## [Exercise instructions]
Your task is to transcribe all of the records exactly and leave out the pictures.

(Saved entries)
==================================================

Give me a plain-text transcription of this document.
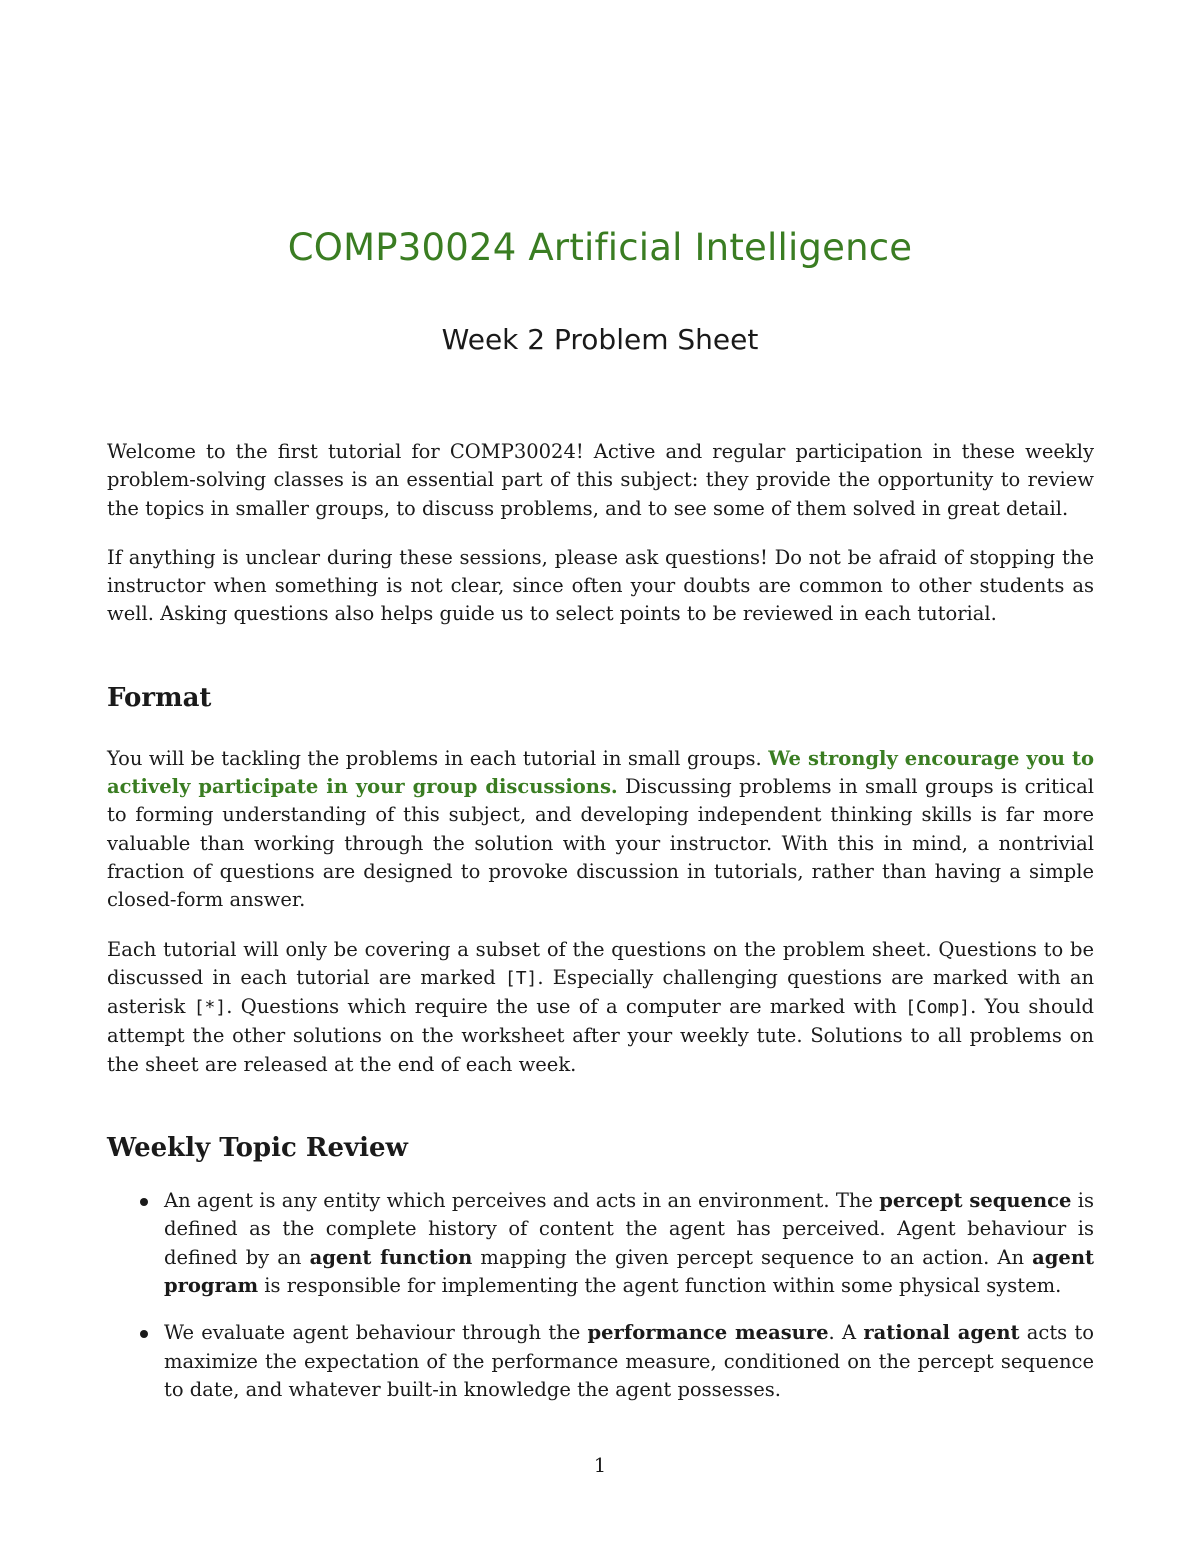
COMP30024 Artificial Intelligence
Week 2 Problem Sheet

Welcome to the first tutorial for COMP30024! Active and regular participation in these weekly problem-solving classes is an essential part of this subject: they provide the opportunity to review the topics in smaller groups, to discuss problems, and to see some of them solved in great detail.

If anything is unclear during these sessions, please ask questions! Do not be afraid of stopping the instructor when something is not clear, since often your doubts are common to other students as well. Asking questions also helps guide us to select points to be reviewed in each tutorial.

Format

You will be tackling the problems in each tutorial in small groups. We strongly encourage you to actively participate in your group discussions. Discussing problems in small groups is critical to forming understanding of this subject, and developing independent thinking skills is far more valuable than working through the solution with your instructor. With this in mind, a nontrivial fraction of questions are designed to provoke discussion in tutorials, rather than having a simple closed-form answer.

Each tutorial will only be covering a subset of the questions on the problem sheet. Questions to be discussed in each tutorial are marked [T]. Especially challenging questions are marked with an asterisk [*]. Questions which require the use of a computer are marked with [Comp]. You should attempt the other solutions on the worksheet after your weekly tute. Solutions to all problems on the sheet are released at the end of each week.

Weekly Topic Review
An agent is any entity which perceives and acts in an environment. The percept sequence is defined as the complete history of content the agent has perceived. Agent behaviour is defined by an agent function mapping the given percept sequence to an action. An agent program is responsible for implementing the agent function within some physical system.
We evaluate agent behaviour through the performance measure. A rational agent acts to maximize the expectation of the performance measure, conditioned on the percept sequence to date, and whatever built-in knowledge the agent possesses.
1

==================================================

## [Exercise response]
Give me a plain-text transcription of this document.
COMP30024 Artificial Intelligence
Week 2 Problem Sheet

Welcome to the first tutorial for COMP30024! Active and regular participation in these weekly problem-solving classes is an essential part of this subject: they provide the opportunity to review the topics in smaller groups, to discuss problems, and to see some of them solved in great detail.

If anything is unclear during these sessions, please ask questions! Do not be afraid of stopping the instructor when something is not clear, since often your doubts are common to other students as well. Asking questions also helps guide us to select points to be reviewed in each tutorial.

Format

You will be tackling the problems in each tutorial in small groups. We strongly encourage you to actively participate in your group discussions. Discussing problems in small groups is critical to forming understanding of this subject, and developing independent thinking skills is far more valuable than working through the solution with your instructor. With this in mind, a nontrivial fraction of questions are designed to provoke discussion in tutorials, rather than having a simple closed-form answer.

Each tutorial will only be covering a subset of the questions on the problem sheet. Questions to be discussed in each tutorial are marked [T]. Especially challenging questions are marked with an asterisk [*]. Questions which require the use of a computer are marked with [Comp]. You should attempt the other solutions on the worksheet after your weekly tute. Solutions to all problems on the sheet are released at the end of each week.

Weekly Topic Review
An agent is any entity which perceives and acts in an environment. The percept sequence is defined as the complete history of content the agent has perceived. Agent behaviour is defined by an agent function mapping the given percept sequence to an action. An agent program is responsible for implementing the agent function within some physical system.
We evaluate agent behaviour through the performance measure. A rational agent acts to maximize the expectation of the performance measure, conditioned on the percept sequence to date, and whatever built-in knowledge the agent possesses.
1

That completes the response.